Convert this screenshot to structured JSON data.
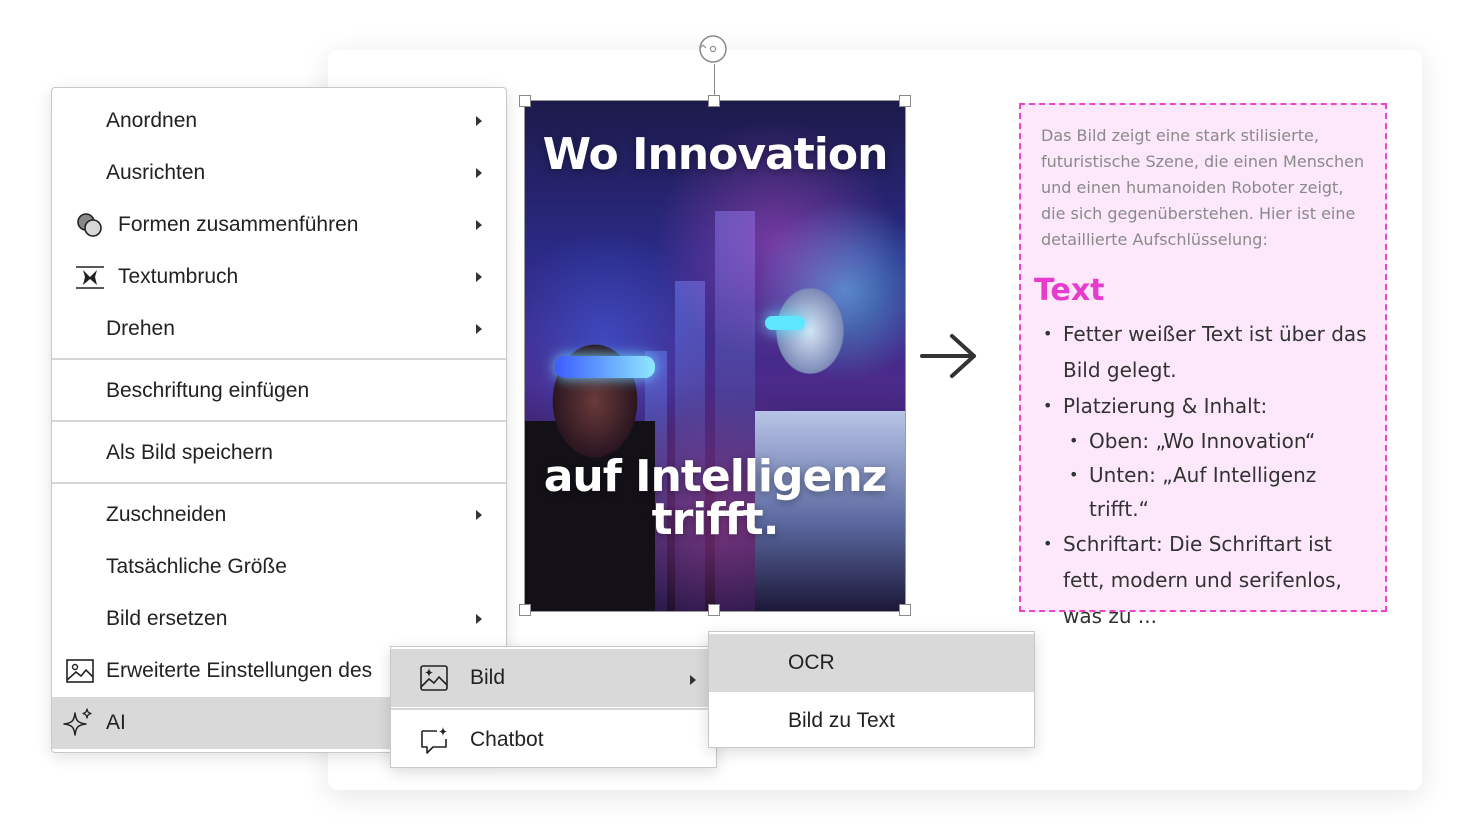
{
  "poster": {
    "top_text": "Wo Innovation",
    "bottom_text": "auf Intelligenz trifft."
  },
  "panel": {
    "description": "Das Bild zeigt eine stark stilisierte, futuristische Szene, die einen Menschen und einen humanoiden Roboter zeigt, die sich gegenüberstehen. Hier ist eine detaillierte Aufschlüsselung:",
    "heading": "Text",
    "bullets": [
      "Fetter weißer Text ist über das Bild gelegt.",
      "Platzierung & Inhalt:",
      "Oben: „Wo Innovation“",
      "Unten: „Auf Intelligenz trifft.“",
      "Schriftart: Die Schriftart ist fett, modern und serifenlos, was zu ..."
    ]
  },
  "context_menu": {
    "items": [
      {
        "label": "Anordnen",
        "submenu": true
      },
      {
        "label": "Ausrichten",
        "submenu": true
      },
      {
        "label": "Formen zusammenführen",
        "submenu": true,
        "icon": "merge-shapes-icon"
      },
      {
        "label": "Textumbruch",
        "submenu": true,
        "icon": "text-wrap-icon"
      },
      {
        "label": "Drehen",
        "submenu": true
      },
      {
        "label": "Beschriftung einfügen",
        "submenu": false
      },
      {
        "label": "Als Bild speichern",
        "submenu": false
      },
      {
        "label": "Zuschneiden",
        "submenu": true
      },
      {
        "label": "Tatsächliche Größe",
        "submenu": false
      },
      {
        "label": "Bild ersetzen",
        "submenu": true
      },
      {
        "label": "Erweiterte Einstellungen des",
        "submenu": false,
        "icon": "image-icon"
      },
      {
        "label": "AI",
        "submenu": true,
        "icon": "sparkle-icon",
        "active": true
      }
    ]
  },
  "ai_submenu": {
    "items": [
      {
        "label": "Bild",
        "icon": "image-sparkle-icon",
        "active": true,
        "submenu": true
      },
      {
        "label": "Chatbot",
        "icon": "chat-sparkle-icon"
      }
    ]
  },
  "bild_submenu": {
    "items": [
      {
        "label": "OCR",
        "active": true
      },
      {
        "label": "Bild zu Text"
      }
    ]
  },
  "colors": {
    "panel_border": "#ee44cc",
    "panel_bg": "#fde8fb",
    "heading": "#e63bcc",
    "menu_active": "#d9d9d9"
  }
}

→ **Problem description**
What is the number of lines in this listing that contain the word "sparkle"? Answer with that number and nothing else.

→ **Response**
3